Stephen Donnelly

Personal information
- Native name: Stíofán Ó Donnaile (Irish)
- Born: 2000 (age 25–26) Thomastown, County Kilkenny, Ireland
- Occupation: Electrician

Sport
- Sport: Hurling
- Position: Right corner-forward

Club
- Years: Club
- 2018-present: Thomastown

Club titles
- Football / Hurling
- Kilkenny titles: 1 / 1

Inter-county
- Years: County
- 2022; 2025-: Kilkenny

Inter-county titles
- Leinster titles: 0
- All-Irelands: 0
- NHL: 0
- All Stars: 0

= Stephen Donnelly (hurler) =

Irish hurler (born 2000)

Stephen Donnelly (born 2000) is an Irish hurler. At club level he plays with Thomastown and at inter-county level with the Kilkenny senior hurling team.

==Career==

Donnelly first played hurling and Gaelic football at club level with Thomastown. He claimed his first silverware at adult level when Thomastown won the Kilkenny SFC title after a defeat of Mullinavat in 2021. Donnelly added a Kilkenny IHC medal to his collection in 2023, when he captained the team to the title after a 1-29 to 0-17 defeat of Mooncoin in the final. He ended that year's club season by captaining Thomastown to a 2-23 to 0-13 defeat of Castlelyons in the 2024 All-Ireland club final. Donnelly won a Kilkenny SHC medal in 2024, following a defeat of O'Loughlin Gaels.

Data lines:
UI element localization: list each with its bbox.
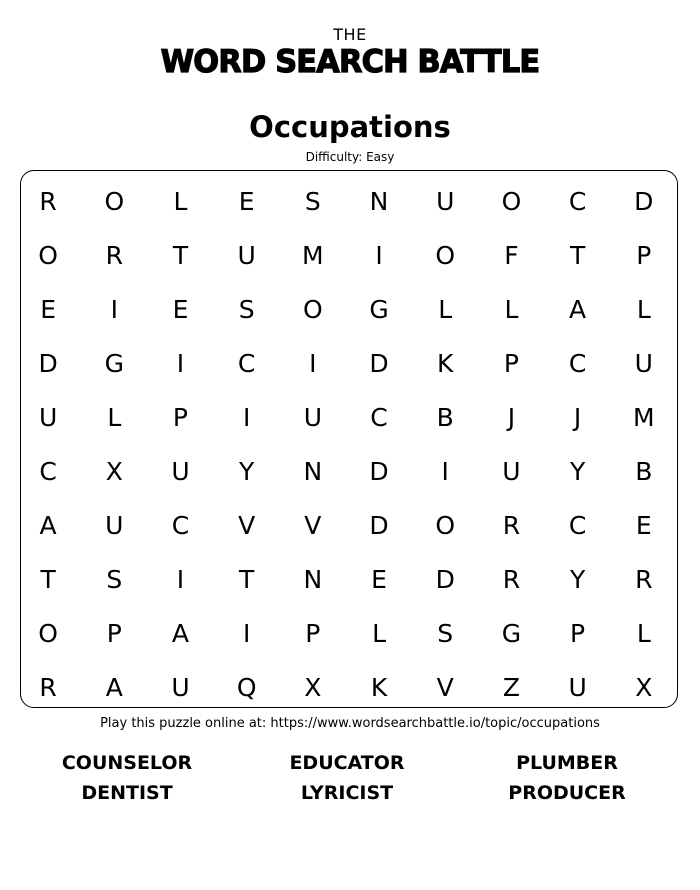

Exercise task:
Reproduce the Stephen Donnelly article starting at "Stephen Donnelly (born" and ending at "senior hurling team.", with "senior hurling team" changed to "senior hurling panel".

Task answer:
Stephen Donnelly (born 2000) is an Irish hurler. At club level he plays with Thomastown and at inter-county level with the Kilkenny senior hurling panel.